→ **Task to carry out**:
Determine how many lines of the material hold the string "Game" and reply with only that number.

%%

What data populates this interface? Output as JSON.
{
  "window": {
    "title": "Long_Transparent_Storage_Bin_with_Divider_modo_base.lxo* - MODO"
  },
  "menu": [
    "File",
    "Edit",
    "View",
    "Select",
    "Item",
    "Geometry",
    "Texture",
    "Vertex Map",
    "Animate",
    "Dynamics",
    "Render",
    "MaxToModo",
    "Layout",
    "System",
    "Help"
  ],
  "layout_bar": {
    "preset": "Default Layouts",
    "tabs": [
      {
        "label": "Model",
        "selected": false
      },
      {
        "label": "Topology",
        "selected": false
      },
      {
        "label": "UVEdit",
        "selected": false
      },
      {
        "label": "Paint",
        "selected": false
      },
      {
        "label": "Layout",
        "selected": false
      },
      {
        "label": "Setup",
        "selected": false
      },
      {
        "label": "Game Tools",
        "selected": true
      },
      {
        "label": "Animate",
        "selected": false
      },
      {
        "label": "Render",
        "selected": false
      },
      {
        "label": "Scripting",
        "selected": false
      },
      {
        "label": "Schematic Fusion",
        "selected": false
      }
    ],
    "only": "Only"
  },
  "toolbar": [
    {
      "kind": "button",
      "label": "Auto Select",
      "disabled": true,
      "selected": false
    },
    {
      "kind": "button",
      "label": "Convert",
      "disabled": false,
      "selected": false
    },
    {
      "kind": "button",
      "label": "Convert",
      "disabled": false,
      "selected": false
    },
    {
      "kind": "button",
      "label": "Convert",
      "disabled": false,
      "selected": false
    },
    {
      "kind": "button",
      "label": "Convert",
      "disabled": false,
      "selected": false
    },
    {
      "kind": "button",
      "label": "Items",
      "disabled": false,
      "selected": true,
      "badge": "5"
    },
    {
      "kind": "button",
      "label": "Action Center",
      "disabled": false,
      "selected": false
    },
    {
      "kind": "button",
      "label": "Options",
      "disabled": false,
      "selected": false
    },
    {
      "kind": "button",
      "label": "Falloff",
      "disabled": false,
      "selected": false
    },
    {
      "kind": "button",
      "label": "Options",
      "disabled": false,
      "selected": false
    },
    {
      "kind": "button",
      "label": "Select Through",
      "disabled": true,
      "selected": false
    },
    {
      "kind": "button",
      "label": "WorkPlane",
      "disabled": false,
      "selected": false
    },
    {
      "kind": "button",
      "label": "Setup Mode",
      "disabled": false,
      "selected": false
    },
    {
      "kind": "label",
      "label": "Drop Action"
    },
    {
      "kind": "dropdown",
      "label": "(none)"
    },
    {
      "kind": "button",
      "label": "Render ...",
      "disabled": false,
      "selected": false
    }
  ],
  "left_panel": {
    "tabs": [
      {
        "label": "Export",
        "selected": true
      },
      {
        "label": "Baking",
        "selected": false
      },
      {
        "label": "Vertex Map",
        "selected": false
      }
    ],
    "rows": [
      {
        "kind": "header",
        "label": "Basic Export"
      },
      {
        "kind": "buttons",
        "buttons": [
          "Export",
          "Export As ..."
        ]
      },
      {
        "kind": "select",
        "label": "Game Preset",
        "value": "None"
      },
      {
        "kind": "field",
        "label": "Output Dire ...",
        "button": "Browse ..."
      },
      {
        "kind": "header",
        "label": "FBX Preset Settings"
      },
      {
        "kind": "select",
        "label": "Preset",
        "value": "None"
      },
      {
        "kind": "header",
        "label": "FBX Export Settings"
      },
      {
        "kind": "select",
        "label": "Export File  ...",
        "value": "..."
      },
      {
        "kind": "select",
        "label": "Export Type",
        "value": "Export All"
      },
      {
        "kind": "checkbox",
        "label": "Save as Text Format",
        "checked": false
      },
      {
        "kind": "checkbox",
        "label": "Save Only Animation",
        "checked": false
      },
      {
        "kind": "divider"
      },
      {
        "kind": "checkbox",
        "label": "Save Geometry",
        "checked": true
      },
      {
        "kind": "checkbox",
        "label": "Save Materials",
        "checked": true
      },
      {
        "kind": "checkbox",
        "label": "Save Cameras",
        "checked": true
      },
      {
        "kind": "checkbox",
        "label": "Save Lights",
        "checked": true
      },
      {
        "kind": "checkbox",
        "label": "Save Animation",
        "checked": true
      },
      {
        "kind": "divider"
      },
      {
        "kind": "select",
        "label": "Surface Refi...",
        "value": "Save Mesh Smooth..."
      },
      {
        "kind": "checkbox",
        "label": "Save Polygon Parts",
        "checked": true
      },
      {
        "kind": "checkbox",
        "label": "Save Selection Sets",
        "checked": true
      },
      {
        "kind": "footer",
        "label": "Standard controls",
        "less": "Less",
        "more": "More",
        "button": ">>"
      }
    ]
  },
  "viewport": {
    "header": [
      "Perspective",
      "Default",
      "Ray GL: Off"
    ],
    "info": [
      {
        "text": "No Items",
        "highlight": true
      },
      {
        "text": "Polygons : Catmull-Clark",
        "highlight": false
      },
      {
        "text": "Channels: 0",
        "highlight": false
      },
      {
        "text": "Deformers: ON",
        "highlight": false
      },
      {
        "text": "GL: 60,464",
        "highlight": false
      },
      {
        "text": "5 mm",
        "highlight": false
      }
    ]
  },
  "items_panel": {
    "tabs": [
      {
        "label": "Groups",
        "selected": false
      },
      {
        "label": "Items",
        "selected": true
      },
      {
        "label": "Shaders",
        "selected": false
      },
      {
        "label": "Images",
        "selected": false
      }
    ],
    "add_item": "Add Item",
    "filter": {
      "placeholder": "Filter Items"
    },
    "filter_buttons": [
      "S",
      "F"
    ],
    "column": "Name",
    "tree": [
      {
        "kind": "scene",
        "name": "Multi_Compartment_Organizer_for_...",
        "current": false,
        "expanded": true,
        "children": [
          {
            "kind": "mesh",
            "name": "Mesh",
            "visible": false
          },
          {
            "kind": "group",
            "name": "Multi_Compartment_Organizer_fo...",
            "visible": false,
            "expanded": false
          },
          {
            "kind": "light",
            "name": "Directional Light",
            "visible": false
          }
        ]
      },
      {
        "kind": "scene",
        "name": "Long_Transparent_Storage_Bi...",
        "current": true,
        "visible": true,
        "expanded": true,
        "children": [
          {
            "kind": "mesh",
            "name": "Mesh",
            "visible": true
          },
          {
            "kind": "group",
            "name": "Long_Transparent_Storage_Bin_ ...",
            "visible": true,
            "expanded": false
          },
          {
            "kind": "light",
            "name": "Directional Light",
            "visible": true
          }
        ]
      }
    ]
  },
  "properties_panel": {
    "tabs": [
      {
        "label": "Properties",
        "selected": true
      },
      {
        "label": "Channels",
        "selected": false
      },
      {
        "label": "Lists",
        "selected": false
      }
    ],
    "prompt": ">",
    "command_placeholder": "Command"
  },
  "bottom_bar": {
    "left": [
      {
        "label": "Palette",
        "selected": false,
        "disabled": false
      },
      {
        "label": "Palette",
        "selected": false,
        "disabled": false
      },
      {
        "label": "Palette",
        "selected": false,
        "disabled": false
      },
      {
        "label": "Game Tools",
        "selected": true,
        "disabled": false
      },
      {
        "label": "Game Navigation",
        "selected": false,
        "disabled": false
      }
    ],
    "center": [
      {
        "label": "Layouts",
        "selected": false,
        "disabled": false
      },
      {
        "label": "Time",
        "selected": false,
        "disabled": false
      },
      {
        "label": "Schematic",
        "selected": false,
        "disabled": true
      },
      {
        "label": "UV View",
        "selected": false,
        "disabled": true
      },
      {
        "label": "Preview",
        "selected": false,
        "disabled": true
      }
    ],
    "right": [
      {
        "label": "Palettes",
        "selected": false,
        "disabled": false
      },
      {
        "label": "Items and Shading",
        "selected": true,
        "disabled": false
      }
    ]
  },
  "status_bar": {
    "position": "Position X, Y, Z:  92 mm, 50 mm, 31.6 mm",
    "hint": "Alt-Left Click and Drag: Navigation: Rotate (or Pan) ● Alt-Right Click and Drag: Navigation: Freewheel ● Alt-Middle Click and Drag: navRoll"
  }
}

%%

→ **Solution to this exercise**:
4